▶ _Exercise directions_
Isolate every line in the records below with "this" in it.

________________________________________

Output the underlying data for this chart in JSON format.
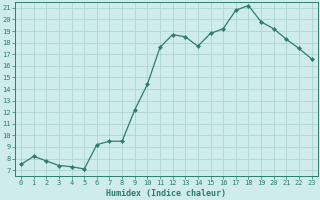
{
  "x": [
    0,
    1,
    2,
    3,
    4,
    5,
    6,
    7,
    8,
    9,
    10,
    11,
    12,
    13,
    14,
    15,
    16,
    17,
    18,
    19,
    20,
    21,
    22,
    23
  ],
  "y": [
    7.5,
    8.2,
    7.8,
    7.4,
    7.3,
    7.1,
    9.2,
    9.5,
    9.5,
    12.2,
    14.4,
    17.6,
    18.7,
    18.5,
    17.7,
    18.8,
    19.2,
    20.8,
    21.2,
    19.8,
    19.2,
    18.3,
    17.5,
    16.6
  ],
  "xlabel": "Humidex (Indice chaleur)",
  "ylabel": "",
  "xlim": [
    -0.5,
    23.5
  ],
  "ylim": [
    6.5,
    21.5
  ],
  "yticks": [
    7,
    8,
    9,
    10,
    11,
    12,
    13,
    14,
    15,
    16,
    17,
    18,
    19,
    20,
    21
  ],
  "xticks": [
    0,
    1,
    2,
    3,
    4,
    5,
    6,
    7,
    8,
    9,
    10,
    11,
    12,
    13,
    14,
    15,
    16,
    17,
    18,
    19,
    20,
    21,
    22,
    23
  ],
  "line_color": "#2e7d6e",
  "marker_color": "#2e7d6e",
  "bg_color": "#cdecea",
  "grid_color": "#aed4d0",
  "tick_color": "#2e7d6e",
  "label_color": "#2e7d6e",
  "font_name": "monospace",
  "tick_fontsize": 5.0,
  "xlabel_fontsize": 6.0
}
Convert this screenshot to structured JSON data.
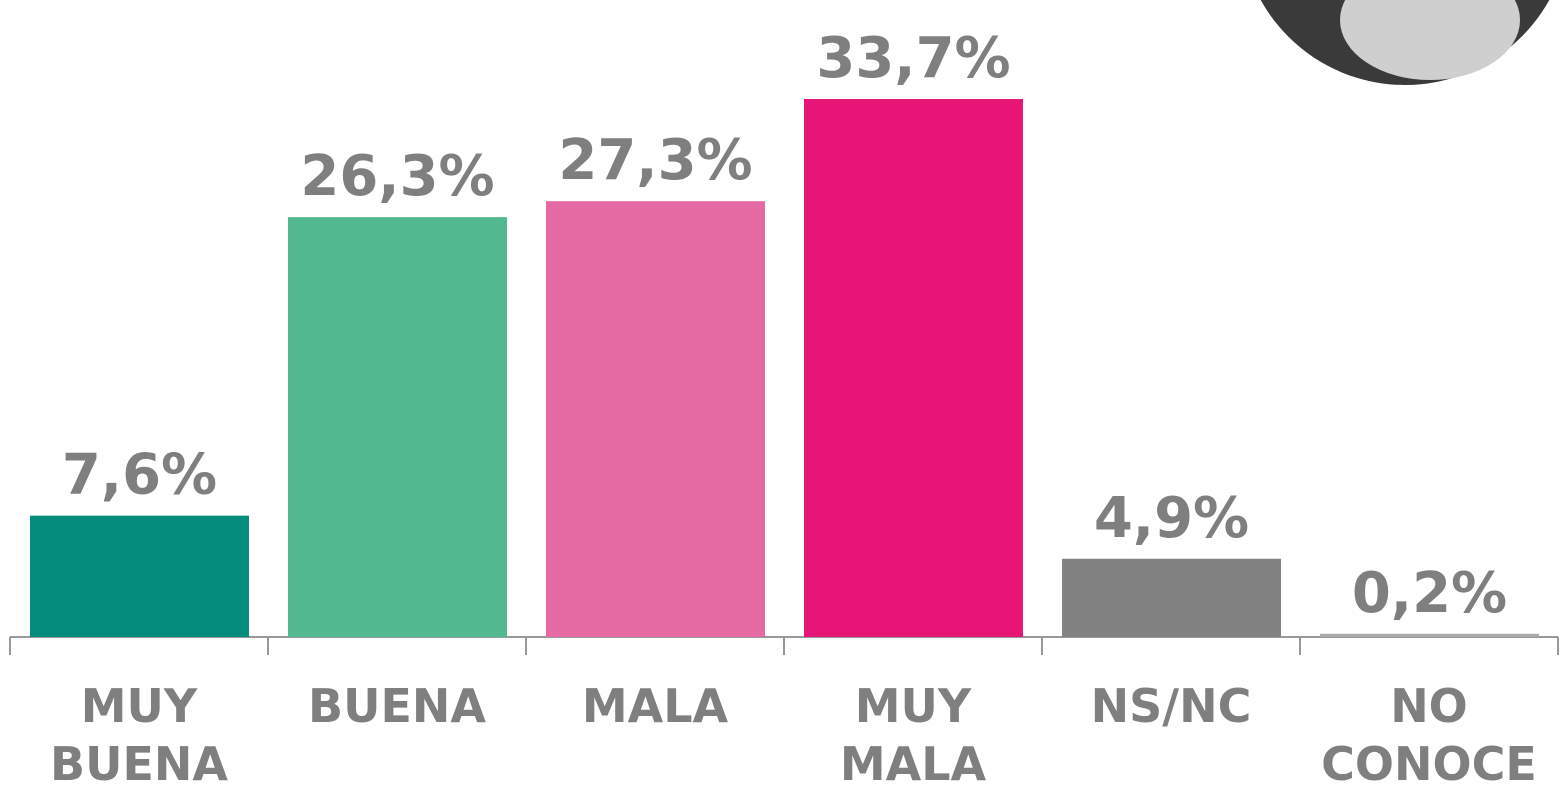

________________________________________

▶ _Finished answer_
Output the underlying data for this chart in JSON format.
Convert this screenshot to structured JSON data.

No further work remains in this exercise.